▸ **Task A**
Summarize the data backup passage in two sentences.
▸ **Task B**
Repeat the part of the data backup passage between "Data backup systems" and "disaster recovery programs.", inclusive.
[Opening Provided text section]
Data backup systems enable companies to make copies of critical files, applications, databases and system configurations and store them in different locations. The data can then be recovered and restored to its most recent state if it's corrupted or lost because of human error, system failures, cyberattacks or natural disasters, thereby minimizing downtime. Data backup is a critical component of many organizations' business continuity and disaster recovery programs.

Data protection vs. data backup is getting a closer look as networks change. Legacy backup systems used physical media such as tapes and disks, but today companies are increasingly adopting SaaS-based backup as a service.

"Not everybody can back up to the cloud, but the vast majority of companies can, and the cloud offers significant recovery options from a disaster recovery standpoint," Preston said. "Now, everything is online, so it is technically impossible to get an air gap, but it provides the closest we have these days to what an actual air gap is."
[Closing Provided text section]
[Opening Entries provided section]
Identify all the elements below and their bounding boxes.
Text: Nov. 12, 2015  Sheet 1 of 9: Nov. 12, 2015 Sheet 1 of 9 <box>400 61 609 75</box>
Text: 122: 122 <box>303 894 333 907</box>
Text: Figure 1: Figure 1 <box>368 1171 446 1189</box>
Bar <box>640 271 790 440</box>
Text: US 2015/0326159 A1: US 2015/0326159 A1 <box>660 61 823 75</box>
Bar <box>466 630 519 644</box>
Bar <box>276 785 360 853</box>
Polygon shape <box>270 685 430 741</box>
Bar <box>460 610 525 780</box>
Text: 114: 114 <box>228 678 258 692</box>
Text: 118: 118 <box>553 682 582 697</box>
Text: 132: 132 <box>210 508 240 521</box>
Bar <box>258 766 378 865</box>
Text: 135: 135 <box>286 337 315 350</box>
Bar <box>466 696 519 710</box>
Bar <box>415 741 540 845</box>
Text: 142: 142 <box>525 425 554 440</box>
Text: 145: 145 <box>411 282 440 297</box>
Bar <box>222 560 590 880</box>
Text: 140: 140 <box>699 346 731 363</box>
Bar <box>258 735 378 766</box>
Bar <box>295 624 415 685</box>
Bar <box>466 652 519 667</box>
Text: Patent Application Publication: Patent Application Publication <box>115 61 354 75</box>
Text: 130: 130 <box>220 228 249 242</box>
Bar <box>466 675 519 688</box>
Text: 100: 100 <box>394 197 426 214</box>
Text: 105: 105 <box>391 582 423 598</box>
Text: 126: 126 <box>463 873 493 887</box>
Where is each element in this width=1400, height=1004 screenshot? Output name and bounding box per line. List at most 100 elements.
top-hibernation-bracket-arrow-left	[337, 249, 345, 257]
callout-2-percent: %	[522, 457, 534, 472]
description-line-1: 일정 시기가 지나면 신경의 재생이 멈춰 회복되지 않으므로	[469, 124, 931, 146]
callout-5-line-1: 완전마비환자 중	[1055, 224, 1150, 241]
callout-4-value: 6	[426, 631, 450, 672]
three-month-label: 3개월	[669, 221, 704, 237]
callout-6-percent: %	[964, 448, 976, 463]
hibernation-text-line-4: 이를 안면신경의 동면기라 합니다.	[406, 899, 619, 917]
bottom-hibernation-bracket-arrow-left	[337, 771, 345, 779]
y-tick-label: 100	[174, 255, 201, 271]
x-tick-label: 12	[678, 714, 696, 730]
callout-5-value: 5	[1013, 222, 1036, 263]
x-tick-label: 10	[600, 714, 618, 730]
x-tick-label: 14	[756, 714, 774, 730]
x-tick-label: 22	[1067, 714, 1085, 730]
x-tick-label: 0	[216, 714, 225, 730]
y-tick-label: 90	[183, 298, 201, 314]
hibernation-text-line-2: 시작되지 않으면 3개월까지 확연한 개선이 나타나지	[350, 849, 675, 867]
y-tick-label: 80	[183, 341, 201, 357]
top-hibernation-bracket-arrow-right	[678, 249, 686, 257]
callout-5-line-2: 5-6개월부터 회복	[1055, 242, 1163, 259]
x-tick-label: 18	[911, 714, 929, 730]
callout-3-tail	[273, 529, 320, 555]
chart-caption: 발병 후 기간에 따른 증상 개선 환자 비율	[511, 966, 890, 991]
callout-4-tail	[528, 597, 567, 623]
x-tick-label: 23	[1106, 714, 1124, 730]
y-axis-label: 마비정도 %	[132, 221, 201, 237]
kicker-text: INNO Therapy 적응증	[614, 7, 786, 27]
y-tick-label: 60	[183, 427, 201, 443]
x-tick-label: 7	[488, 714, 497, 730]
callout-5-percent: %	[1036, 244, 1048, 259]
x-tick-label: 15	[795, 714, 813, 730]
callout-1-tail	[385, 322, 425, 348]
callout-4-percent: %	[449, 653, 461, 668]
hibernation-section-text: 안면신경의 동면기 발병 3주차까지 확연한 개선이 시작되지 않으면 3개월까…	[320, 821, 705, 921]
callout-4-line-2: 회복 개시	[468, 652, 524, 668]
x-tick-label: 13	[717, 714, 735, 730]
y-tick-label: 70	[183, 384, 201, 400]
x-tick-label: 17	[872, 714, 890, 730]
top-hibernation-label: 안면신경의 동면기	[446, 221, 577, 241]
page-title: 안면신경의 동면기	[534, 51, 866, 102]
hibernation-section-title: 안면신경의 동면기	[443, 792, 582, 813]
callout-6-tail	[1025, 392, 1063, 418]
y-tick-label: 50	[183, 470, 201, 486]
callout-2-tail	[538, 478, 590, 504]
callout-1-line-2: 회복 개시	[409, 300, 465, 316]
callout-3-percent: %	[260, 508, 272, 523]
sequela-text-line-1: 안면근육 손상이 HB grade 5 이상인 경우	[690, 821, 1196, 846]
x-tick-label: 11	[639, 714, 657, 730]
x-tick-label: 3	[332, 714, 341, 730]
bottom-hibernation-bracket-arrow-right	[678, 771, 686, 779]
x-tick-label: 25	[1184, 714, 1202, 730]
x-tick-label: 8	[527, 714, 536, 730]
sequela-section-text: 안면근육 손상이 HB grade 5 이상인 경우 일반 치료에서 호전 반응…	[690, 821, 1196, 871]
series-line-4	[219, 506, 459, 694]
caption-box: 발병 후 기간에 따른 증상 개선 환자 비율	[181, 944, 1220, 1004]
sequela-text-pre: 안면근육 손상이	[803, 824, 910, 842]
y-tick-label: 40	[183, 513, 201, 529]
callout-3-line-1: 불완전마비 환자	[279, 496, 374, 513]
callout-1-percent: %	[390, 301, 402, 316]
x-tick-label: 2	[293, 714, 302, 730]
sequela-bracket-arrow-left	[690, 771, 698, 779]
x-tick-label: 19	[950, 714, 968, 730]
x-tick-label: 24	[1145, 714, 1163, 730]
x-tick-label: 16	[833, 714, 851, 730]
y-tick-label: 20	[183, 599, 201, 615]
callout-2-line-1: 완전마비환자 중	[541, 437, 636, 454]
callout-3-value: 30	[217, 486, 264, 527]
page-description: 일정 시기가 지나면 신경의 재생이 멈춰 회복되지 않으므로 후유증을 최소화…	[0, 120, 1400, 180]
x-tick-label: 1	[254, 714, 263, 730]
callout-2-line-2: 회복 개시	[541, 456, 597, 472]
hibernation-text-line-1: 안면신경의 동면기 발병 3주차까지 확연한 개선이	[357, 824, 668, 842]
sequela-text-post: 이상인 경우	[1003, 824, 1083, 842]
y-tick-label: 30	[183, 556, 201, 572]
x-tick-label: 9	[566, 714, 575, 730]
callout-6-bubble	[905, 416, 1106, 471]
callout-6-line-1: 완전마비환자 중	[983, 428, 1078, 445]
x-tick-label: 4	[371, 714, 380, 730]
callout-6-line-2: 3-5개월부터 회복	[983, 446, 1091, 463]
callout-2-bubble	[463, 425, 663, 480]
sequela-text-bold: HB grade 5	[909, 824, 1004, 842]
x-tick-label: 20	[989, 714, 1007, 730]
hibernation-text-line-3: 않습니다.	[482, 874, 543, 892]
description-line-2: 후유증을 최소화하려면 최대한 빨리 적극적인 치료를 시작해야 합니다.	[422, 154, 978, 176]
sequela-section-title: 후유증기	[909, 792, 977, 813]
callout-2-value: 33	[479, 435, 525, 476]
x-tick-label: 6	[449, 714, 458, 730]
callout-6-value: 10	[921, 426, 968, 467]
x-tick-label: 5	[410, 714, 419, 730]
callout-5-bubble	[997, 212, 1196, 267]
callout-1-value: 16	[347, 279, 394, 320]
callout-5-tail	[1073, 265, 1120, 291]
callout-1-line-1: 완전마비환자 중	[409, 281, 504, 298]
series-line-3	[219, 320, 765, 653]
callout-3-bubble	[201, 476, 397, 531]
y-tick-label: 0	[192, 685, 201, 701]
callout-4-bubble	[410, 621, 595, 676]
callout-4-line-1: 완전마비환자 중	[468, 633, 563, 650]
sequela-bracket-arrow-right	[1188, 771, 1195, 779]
[Closing Entries provided section]
▸ **Written solution A**
Data backup systems let companies copy critical files, applications, databases and system configurations to different locations so the data can be restored after corruption or loss, which minimizes downtime and supports business continuity and disaster recovery. Legacy systems used tapes and disks, but companies are increasingly adopting SaaS-based backup as a service, and Preston says the cloud offers significant recovery options and the closest thing to an actual air gap available today.

▸ **Written solution B**
Data backup systems enable companies to make copies of critical files, applications, databases and system configurations and store them in different locations. The data can then be recovered and restored to its most recent state if it's corrupted or lost because of human error, system failures, cyberattacks or natural disasters, thereby minimizing downtime. Data backup is a critical component of many organizations' business continuity and disaster recovery programs.